** START **

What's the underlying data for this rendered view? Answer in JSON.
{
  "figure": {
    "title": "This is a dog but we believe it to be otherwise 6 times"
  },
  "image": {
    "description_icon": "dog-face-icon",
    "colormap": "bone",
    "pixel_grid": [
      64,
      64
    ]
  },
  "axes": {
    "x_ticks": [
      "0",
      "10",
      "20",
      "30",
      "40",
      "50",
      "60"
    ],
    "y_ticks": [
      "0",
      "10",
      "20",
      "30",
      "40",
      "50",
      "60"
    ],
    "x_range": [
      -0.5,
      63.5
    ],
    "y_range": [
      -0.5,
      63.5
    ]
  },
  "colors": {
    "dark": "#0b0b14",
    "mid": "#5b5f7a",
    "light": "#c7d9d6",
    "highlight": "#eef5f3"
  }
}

** END **

Restate the records, all of them, precisely as written.

What's the underlying data for this rendered view? Answer in JSON.
{
  "figure": {
    "title": "This is a dog but we believe it to be otherwise 6 times"
  },
  "image": {
    "description_icon": "dog-face-icon",
    "colormap": "bone",
    "pixel_grid": [
      64,
      64
    ]
  },
  "axes": {
    "x_ticks": [
      "0",
      "10",
      "20",
      "30",
      "40",
      "50",
      "60"
    ],
    "y_ticks": [
      "0",
      "10",
      "20",
      "30",
      "40",
      "50",
      "60"
    ],
    "x_range": [
      -0.5,
      63.5
    ],
    "y_range": [
      -0.5,
      63.5
    ]
  },
  "colors": {
    "dark": "#0b0b14",
    "mid": "#5b5f7a",
    "light": "#c7d9d6",
    "highlight": "#eef5f3"
  }
}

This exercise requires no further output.